**TASK STATEMENT**
Exact repetition is required: output every record in full.

**RECORDED INFORMATION**

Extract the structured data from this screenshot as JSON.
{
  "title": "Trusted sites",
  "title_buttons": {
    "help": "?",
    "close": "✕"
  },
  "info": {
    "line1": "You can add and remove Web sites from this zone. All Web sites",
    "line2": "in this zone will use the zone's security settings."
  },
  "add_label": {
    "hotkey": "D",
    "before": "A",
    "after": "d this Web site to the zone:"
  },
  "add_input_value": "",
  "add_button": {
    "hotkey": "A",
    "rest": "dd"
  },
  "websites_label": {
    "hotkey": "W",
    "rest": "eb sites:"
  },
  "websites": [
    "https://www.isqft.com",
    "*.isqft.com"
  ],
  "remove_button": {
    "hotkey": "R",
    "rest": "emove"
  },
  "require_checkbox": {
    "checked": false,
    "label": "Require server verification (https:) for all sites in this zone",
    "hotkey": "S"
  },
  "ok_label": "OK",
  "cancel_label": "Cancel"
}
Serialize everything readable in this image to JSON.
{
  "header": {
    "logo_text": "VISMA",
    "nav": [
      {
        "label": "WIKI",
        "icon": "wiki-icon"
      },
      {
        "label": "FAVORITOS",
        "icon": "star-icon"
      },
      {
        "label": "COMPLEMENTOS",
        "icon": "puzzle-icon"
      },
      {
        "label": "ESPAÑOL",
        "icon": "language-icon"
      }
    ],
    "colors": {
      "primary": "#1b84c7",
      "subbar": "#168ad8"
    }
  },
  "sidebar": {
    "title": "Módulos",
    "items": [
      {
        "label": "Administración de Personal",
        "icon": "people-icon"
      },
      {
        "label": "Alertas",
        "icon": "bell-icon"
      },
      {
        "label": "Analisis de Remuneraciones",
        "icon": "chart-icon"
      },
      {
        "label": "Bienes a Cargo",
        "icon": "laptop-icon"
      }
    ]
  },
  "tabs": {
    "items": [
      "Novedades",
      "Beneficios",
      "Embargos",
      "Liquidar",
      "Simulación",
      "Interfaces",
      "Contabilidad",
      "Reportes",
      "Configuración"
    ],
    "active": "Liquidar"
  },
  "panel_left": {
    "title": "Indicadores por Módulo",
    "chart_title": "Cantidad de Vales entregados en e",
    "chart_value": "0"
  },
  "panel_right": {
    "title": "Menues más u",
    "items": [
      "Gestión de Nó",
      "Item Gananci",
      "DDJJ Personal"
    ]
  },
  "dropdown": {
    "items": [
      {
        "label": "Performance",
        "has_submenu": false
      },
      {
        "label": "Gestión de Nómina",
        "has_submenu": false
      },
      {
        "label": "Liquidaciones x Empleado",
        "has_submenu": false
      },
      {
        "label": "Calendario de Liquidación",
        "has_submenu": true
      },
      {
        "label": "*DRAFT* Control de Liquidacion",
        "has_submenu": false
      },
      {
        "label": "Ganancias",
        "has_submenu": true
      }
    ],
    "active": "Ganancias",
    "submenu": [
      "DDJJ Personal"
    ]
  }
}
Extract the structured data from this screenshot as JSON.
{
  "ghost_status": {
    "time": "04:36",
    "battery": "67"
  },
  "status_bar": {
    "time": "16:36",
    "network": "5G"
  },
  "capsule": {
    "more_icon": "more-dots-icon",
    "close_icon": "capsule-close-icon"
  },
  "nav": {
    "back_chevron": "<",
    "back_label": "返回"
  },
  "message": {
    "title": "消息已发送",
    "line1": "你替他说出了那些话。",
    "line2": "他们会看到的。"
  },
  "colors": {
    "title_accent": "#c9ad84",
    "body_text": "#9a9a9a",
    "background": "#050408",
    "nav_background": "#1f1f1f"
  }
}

**OUTPUT OF THE TASK**
Extract the structured data from this screenshot as JSON.
{
  "title": "Trusted sites",
  "title_buttons": {
    "help": "?",
    "close": "✕"
  },
  "info": {
    "line1": "You can add and remove Web sites from this zone. All Web sites",
    "line2": "in this zone will use the zone's security settings."
  },
  "add_label": {
    "hotkey": "D",
    "before": "A",
    "after": "d this Web site to the zone:"
  },
  "add_input_value": "",
  "add_button": {
    "hotkey": "A",
    "rest": "dd"
  },
  "websites_label": {
    "hotkey": "W",
    "rest": "eb sites:"
  },
  "websites": [
    "https://www.isqft.com",
    "*.isqft.com"
  ],
  "remove_button": {
    "hotkey": "R",
    "rest": "emove"
  },
  "require_checkbox": {
    "checked": false,
    "label": "Require server verification (https:) for all sites in this zone",
    "hotkey": "S"
  },
  "ok_label": "OK",
  "cancel_label": "Cancel"
}
Serialize everything readable in this image to JSON.
{
  "header": {
    "logo_text": "VISMA",
    "nav": [
      {
        "label": "WIKI",
        "icon": "wiki-icon"
      },
      {
        "label": "FAVORITOS",
        "icon": "star-icon"
      },
      {
        "label": "COMPLEMENTOS",
        "icon": "puzzle-icon"
      },
      {
        "label": "ESPAÑOL",
        "icon": "language-icon"
      }
    ],
    "colors": {
      "primary": "#1b84c7",
      "subbar": "#168ad8"
    }
  },
  "sidebar": {
    "title": "Módulos",
    "items": [
      {
        "label": "Administración de Personal",
        "icon": "people-icon"
      },
      {
        "label": "Alertas",
        "icon": "bell-icon"
      },
      {
        "label": "Analisis de Remuneraciones",
        "icon": "chart-icon"
      },
      {
        "label": "Bienes a Cargo",
        "icon": "laptop-icon"
      }
    ]
  },
  "tabs": {
    "items": [
      "Novedades",
      "Beneficios",
      "Embargos",
      "Liquidar",
      "Simulación",
      "Interfaces",
      "Contabilidad",
      "Reportes",
      "Configuración"
    ],
    "active": "Liquidar"
  },
  "panel_left": {
    "title": "Indicadores por Módulo",
    "chart_title": "Cantidad de Vales entregados en e",
    "chart_value": "0"
  },
  "panel_right": {
    "title": "Menues más u",
    "items": [
      "Gestión de Nó",
      "Item Gananci",
      "DDJJ Personal"
    ]
  },
  "dropdown": {
    "items": [
      {
        "label": "Performance",
        "has_submenu": false
      },
      {
        "label": "Gestión de Nómina",
        "has_submenu": false
      },
      {
        "label": "Liquidaciones x Empleado",
        "has_submenu": false
      },
      {
        "label": "Calendario de Liquidación",
        "has_submenu": true
      },
      {
        "label": "*DRAFT* Control de Liquidacion",
        "has_submenu": false
      },
      {
        "label": "Ganancias",
        "has_submenu": true
      }
    ],
    "active": "Ganancias",
    "submenu": [
      "DDJJ Personal"
    ]
  }
}
Extract the structured data from this screenshot as JSON.
{
  "ghost_status": {
    "time": "04:36",
    "battery": "67"
  },
  "status_bar": {
    "time": "16:36",
    "network": "5G"
  },
  "capsule": {
    "more_icon": "more-dots-icon",
    "close_icon": "capsule-close-icon"
  },
  "nav": {
    "back_chevron": "<",
    "back_label": "返回"
  },
  "message": {
    "title": "消息已发送",
    "line1": "你替他说出了那些话。",
    "line2": "他们会看到的。"
  },
  "colors": {
    "title_accent": "#c9ad84",
    "body_text": "#9a9a9a",
    "background": "#050408",
    "nav_background": "#1f1f1f"
  }
}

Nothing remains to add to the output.